**STORED DATA:**
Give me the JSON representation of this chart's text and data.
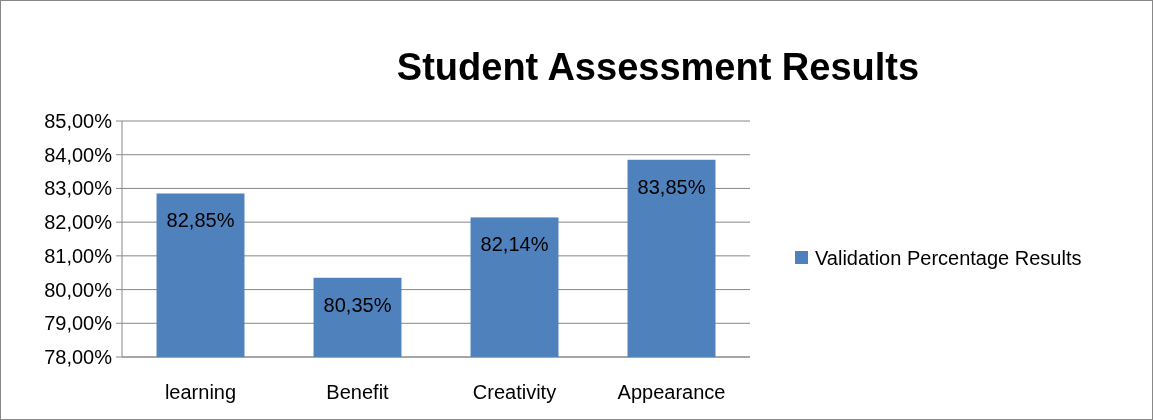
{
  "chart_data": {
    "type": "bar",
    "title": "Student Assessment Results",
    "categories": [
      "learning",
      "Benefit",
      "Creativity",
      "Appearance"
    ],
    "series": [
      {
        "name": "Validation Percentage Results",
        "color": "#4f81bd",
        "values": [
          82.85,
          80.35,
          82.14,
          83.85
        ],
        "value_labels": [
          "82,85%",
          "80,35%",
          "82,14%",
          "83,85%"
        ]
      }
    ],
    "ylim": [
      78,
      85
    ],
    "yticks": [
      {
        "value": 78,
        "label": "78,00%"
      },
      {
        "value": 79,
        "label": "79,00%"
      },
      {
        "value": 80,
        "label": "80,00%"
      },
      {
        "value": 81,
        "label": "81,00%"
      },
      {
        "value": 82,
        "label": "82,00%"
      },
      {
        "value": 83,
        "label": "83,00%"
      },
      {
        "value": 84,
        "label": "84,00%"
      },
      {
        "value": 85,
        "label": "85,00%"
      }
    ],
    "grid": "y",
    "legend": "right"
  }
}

* * *

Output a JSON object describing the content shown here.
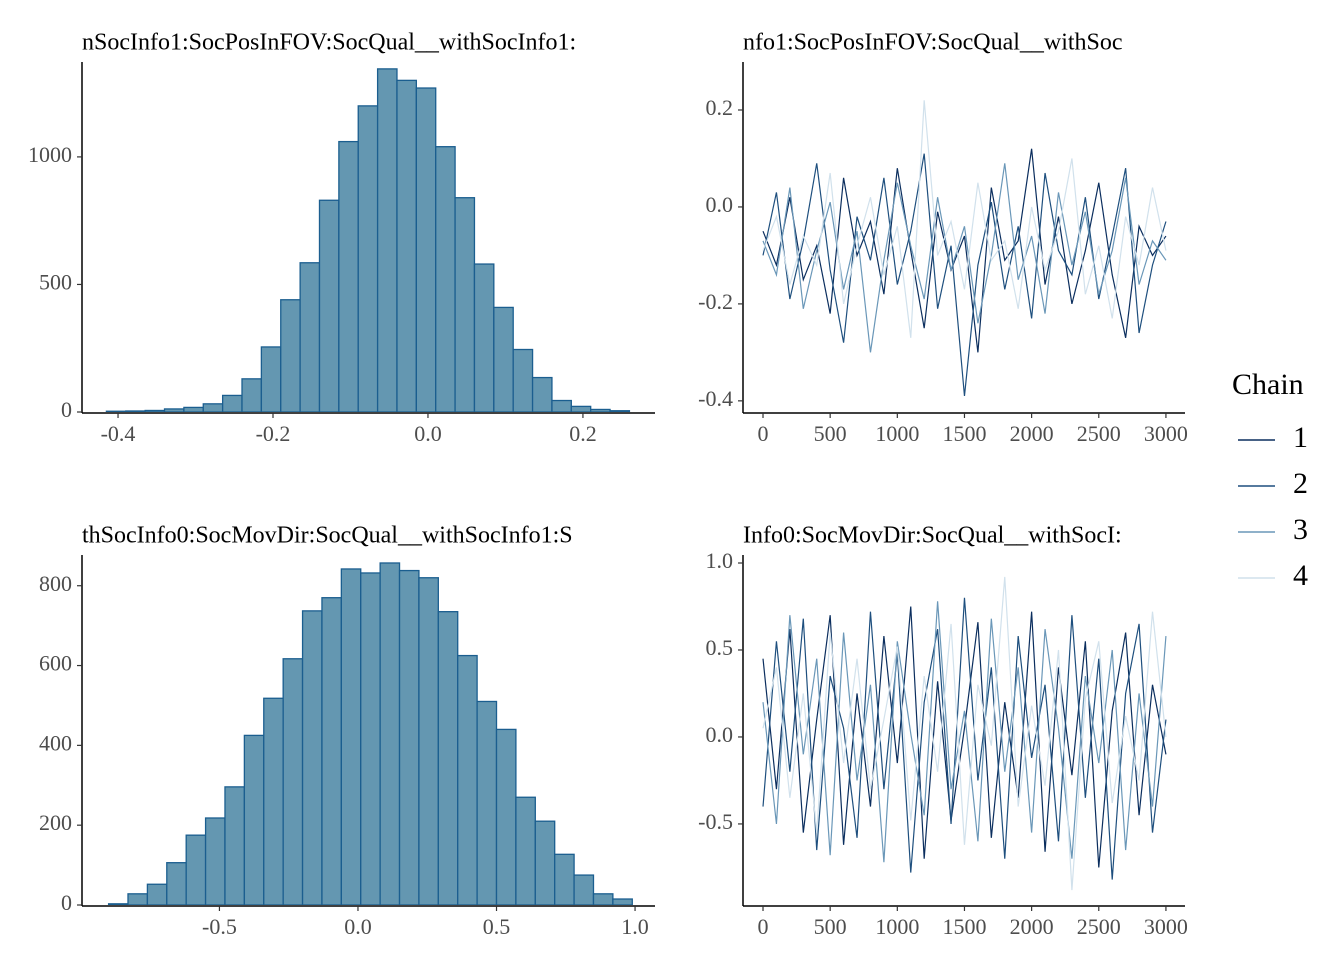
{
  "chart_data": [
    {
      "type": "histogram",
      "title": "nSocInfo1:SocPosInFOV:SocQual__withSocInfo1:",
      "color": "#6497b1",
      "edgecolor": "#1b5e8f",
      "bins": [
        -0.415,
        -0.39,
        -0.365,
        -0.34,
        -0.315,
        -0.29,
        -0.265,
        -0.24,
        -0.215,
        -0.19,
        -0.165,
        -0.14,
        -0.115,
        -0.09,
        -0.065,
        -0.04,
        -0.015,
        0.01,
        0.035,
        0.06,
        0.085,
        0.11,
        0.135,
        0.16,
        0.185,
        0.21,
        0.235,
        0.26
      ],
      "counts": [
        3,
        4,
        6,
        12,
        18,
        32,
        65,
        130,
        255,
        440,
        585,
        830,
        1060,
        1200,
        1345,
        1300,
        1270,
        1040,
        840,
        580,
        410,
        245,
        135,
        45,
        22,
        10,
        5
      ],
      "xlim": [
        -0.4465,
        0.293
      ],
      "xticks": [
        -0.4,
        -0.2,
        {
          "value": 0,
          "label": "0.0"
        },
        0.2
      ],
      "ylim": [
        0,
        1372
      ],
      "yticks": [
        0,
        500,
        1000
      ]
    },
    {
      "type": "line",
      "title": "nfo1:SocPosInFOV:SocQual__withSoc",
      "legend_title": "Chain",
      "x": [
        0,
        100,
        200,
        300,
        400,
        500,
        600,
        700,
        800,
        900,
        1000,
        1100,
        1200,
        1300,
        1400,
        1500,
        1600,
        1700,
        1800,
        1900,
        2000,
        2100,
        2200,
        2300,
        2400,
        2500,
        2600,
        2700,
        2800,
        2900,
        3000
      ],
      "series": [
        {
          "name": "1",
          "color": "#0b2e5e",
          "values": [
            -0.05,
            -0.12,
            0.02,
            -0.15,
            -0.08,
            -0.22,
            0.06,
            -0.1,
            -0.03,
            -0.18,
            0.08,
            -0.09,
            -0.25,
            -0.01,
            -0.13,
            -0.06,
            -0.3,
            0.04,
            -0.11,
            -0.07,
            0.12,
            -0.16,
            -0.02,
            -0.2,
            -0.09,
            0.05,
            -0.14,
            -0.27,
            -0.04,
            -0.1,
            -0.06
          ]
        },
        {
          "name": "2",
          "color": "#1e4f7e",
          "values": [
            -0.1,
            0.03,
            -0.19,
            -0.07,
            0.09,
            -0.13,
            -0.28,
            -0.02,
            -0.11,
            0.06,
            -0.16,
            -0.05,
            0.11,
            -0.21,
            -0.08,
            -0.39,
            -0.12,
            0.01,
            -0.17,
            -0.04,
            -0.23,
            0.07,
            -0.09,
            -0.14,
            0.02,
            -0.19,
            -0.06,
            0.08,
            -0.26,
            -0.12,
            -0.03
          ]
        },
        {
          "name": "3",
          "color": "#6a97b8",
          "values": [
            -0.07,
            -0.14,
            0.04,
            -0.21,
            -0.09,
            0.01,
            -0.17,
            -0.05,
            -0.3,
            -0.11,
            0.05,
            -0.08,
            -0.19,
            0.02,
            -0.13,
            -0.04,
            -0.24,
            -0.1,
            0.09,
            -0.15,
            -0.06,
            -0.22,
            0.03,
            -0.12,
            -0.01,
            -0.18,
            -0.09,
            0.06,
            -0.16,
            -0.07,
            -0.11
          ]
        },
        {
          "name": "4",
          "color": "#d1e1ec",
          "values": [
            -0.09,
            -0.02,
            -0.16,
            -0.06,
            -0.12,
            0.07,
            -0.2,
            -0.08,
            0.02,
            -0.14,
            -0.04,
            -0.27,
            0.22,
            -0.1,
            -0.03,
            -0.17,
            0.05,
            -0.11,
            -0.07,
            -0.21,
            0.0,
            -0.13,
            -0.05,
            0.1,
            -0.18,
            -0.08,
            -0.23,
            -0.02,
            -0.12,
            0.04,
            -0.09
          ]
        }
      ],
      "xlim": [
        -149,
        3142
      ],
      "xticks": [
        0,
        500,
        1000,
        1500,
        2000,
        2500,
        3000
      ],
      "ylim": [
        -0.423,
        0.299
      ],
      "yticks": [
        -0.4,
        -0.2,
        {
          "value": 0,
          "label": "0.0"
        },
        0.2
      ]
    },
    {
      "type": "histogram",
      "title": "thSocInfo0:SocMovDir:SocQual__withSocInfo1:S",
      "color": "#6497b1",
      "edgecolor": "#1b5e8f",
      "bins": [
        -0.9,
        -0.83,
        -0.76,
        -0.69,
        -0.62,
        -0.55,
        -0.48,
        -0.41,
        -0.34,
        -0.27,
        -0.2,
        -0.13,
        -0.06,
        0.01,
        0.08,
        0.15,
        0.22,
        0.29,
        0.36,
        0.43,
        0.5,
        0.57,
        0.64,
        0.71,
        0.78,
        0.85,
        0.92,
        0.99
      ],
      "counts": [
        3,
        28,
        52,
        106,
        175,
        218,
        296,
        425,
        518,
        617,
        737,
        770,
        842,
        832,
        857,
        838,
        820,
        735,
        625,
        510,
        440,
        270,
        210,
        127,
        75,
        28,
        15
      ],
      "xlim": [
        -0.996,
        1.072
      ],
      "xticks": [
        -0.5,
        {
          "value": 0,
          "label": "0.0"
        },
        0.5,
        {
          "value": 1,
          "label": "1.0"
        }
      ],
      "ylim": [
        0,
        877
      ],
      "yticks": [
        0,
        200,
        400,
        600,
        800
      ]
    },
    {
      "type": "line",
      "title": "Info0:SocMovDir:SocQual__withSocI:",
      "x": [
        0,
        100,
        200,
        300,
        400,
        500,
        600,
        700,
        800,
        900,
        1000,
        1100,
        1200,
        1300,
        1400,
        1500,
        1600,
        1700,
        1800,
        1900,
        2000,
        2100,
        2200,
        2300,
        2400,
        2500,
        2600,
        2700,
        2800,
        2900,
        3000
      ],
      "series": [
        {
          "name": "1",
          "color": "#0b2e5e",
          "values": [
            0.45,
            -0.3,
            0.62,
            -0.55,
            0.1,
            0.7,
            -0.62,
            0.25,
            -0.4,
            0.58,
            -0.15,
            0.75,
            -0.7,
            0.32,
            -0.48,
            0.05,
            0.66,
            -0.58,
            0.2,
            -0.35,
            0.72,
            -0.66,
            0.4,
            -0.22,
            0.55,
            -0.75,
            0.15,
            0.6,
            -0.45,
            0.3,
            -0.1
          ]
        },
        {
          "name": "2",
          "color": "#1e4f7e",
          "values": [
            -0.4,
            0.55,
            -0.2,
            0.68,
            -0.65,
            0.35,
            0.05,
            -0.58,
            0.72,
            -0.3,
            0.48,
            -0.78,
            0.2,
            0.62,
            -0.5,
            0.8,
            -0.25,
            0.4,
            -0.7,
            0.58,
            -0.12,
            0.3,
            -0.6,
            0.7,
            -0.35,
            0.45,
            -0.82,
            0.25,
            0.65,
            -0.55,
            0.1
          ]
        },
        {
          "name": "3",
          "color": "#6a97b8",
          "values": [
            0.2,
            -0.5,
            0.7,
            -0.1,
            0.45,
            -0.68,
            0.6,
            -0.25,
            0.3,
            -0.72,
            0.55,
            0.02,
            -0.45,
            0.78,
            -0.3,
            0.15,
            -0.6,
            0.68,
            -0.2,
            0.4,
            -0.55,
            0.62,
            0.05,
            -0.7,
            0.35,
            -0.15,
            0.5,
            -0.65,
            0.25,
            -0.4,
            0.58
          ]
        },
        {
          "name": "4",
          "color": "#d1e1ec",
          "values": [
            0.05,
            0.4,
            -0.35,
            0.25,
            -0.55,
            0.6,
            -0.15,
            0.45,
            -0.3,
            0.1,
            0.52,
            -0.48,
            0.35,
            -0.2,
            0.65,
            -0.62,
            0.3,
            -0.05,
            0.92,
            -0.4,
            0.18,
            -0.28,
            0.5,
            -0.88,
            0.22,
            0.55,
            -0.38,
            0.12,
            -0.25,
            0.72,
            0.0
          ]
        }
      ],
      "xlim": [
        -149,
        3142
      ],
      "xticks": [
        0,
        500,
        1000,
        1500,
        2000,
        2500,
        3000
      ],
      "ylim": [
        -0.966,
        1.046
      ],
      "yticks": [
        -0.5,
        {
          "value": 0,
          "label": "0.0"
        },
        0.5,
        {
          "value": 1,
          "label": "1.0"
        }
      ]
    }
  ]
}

**STATED GOAL:**
From the listing above, copy all lines holding the word "SocPosInFOV".

**TASK OUTPUT:**
      "title": "nSocInfo1:SocPosInFOV:SocQual__withSocInfo1:",
      "title": "nfo1:SocPosInFOV:SocQual__withSoc",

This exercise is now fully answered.